* _PROBLEM TO WORK ON_: How many lines of the records below contain the word "Ramesh"? Answer with the number alone.

═══ DATA SHOWN

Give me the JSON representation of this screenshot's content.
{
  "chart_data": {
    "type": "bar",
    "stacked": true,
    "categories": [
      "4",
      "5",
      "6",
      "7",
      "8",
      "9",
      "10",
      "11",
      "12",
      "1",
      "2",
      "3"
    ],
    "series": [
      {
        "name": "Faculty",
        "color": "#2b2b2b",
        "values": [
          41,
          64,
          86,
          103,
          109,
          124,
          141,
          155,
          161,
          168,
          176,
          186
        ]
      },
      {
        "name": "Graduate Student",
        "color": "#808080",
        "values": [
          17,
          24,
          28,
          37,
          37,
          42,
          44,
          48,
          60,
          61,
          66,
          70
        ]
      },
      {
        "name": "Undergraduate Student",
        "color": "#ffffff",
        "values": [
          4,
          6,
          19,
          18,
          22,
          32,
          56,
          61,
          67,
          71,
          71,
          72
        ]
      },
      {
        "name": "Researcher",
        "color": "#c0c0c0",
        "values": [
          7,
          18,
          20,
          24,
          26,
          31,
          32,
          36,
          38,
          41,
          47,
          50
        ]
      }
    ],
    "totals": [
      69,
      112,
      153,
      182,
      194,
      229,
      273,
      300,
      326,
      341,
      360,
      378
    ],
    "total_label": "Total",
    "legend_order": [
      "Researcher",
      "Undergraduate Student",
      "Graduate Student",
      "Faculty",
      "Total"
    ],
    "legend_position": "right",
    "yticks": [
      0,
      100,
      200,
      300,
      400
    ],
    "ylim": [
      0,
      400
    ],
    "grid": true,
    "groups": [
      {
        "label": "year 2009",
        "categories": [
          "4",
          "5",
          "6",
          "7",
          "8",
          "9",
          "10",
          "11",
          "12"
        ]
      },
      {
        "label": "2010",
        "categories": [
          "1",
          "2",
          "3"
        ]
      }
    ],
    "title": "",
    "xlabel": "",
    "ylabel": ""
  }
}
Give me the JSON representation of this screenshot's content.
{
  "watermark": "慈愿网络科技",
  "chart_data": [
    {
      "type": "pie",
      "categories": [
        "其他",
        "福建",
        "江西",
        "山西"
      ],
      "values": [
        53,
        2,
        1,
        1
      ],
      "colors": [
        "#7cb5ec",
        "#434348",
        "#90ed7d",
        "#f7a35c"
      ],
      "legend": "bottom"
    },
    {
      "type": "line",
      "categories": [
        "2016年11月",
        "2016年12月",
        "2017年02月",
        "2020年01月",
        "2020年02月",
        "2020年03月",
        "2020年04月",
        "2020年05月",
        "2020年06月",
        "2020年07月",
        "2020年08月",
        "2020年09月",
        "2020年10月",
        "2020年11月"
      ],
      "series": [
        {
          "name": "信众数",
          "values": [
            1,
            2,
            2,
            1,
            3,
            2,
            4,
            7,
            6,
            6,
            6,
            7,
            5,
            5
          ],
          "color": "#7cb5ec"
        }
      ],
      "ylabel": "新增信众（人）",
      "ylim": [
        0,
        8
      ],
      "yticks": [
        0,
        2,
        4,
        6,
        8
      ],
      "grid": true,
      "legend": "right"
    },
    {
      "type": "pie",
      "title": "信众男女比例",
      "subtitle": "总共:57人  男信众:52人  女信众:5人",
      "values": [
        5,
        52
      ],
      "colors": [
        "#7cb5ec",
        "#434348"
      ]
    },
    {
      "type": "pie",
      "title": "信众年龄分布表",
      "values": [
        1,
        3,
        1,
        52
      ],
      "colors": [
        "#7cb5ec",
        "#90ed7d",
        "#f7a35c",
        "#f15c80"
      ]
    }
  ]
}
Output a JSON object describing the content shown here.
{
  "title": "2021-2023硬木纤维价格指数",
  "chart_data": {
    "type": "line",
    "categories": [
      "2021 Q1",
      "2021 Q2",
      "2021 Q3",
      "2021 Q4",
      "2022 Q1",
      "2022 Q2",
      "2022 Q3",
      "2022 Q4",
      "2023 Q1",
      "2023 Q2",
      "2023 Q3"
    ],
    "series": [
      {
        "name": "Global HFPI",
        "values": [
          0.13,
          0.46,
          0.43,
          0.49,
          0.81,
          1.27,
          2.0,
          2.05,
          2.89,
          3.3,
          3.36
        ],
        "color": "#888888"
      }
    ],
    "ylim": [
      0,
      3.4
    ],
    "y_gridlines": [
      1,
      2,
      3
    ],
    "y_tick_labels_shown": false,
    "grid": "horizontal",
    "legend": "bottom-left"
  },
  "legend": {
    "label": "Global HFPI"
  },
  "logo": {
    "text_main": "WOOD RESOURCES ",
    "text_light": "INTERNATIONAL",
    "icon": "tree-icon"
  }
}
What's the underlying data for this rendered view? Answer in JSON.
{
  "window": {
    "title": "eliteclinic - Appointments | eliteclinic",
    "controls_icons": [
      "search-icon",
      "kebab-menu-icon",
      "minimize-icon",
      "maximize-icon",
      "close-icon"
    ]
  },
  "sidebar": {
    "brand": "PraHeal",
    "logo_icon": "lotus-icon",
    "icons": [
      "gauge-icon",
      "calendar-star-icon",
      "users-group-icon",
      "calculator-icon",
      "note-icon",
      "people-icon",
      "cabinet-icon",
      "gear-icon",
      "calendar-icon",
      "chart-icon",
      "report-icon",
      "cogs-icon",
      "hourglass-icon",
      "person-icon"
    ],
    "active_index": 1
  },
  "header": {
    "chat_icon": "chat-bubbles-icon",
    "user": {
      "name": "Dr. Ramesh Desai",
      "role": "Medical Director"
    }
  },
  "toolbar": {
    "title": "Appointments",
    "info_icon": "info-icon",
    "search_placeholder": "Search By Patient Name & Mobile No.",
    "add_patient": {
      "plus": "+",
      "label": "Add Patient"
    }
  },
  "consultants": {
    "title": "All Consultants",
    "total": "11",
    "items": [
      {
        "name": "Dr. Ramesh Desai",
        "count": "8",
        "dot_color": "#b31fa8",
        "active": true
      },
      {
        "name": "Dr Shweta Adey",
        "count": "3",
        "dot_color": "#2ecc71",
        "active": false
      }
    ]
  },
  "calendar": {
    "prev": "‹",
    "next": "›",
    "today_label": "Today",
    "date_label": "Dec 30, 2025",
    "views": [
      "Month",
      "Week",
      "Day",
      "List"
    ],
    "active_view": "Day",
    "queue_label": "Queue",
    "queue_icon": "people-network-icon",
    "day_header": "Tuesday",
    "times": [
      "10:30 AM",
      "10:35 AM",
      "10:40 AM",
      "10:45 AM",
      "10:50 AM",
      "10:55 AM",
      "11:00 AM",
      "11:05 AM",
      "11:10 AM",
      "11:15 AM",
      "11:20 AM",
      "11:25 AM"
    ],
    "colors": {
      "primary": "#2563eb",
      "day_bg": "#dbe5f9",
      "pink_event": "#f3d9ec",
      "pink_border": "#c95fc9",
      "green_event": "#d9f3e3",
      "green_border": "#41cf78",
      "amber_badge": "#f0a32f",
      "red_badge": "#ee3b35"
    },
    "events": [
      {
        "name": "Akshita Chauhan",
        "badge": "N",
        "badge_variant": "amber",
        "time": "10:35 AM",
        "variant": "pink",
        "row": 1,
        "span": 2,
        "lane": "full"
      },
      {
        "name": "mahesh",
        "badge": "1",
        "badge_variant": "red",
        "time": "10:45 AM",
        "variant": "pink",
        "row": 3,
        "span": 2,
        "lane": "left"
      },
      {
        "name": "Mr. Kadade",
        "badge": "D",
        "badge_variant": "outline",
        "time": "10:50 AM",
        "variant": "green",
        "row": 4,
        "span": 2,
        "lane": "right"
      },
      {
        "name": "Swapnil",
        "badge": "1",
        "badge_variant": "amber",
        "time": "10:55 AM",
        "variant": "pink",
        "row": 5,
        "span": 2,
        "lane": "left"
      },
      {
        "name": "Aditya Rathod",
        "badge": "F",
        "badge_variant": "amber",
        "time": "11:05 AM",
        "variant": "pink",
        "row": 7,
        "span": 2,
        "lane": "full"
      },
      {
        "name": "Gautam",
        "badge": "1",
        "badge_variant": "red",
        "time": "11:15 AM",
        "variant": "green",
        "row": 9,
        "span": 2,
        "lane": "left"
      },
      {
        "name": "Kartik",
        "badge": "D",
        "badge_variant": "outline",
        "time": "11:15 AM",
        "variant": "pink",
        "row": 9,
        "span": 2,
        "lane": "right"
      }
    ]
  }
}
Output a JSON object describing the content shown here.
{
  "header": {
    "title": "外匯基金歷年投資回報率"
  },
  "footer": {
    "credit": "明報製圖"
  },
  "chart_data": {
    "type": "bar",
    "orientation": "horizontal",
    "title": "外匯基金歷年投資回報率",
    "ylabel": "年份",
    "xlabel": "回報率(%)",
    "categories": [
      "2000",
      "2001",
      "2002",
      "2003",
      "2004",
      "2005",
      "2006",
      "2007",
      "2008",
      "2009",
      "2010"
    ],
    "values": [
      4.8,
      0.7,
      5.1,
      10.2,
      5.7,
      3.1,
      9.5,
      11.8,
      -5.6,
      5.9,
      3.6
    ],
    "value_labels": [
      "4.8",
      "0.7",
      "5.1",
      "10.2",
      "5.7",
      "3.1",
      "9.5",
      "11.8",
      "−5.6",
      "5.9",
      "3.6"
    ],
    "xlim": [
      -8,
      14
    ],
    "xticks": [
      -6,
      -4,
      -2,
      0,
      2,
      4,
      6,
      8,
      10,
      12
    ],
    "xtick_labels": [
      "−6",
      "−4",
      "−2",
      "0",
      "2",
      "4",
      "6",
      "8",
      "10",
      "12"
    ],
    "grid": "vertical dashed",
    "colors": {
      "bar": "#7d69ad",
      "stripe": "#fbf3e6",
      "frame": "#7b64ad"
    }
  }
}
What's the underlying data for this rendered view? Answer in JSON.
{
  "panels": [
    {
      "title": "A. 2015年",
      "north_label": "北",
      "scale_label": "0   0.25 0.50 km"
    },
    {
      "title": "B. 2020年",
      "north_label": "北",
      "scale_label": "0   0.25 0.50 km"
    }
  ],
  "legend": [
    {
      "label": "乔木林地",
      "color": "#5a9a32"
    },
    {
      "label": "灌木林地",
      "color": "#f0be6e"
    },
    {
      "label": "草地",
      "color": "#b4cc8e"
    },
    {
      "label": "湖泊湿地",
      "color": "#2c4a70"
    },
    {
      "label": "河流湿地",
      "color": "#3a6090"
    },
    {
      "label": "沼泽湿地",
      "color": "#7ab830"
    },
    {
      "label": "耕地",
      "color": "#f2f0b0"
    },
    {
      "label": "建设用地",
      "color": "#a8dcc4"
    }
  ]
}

══════

* _THE OUTPUT_: 2